* [TASK]: Report all lines from the entries below in which "CITATIONS" appears.

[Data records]
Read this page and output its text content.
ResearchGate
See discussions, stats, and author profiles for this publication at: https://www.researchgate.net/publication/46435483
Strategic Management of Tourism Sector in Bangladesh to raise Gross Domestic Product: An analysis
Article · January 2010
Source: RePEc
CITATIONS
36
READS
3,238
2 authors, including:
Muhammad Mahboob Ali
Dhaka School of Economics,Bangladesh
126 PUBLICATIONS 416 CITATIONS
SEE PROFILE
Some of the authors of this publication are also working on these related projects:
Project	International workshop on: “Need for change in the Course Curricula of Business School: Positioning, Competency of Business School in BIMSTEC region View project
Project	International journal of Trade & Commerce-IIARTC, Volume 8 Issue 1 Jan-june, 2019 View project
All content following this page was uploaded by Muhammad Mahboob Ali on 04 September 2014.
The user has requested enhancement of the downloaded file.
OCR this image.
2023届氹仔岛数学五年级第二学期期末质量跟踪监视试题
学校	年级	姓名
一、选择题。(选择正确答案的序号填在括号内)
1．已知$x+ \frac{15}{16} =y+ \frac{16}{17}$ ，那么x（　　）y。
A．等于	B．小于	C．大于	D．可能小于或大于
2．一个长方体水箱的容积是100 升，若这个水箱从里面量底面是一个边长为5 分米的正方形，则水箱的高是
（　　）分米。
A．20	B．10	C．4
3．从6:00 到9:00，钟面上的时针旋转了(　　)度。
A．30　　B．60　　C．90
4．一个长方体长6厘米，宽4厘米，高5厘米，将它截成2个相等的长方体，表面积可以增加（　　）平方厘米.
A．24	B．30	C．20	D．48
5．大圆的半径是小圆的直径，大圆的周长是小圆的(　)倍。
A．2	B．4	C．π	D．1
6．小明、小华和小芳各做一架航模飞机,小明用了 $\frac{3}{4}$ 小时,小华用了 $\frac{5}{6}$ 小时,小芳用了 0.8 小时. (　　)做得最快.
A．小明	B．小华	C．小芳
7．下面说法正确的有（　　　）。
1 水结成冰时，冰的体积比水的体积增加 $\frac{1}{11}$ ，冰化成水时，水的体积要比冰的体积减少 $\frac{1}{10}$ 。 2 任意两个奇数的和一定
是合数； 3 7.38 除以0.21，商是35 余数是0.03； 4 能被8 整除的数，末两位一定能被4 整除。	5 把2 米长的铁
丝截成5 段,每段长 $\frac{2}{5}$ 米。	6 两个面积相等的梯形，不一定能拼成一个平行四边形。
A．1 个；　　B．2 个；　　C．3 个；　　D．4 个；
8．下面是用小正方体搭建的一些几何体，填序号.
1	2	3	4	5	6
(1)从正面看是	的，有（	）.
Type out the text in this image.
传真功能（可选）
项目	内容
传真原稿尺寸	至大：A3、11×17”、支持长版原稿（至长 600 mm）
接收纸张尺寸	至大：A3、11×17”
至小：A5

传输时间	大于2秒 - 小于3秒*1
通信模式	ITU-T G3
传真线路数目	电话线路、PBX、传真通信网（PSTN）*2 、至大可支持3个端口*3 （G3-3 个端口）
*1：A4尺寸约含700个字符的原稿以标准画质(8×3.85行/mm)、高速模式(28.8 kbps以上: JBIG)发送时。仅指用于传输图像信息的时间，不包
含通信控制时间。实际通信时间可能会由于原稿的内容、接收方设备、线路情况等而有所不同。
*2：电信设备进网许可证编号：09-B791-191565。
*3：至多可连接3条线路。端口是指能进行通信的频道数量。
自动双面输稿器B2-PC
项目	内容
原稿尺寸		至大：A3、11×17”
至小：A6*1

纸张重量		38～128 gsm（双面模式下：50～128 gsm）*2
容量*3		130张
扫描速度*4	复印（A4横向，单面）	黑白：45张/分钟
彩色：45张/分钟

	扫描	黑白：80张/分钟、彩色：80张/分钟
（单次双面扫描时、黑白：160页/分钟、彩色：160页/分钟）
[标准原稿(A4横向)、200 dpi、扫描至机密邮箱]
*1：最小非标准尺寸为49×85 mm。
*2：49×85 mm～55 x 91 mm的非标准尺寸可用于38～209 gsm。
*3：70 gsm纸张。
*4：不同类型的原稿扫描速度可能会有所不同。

* [RESPONSE TO THE TASK]:
CITATIONS
126 PUBLICATIONS 416 CITATIONS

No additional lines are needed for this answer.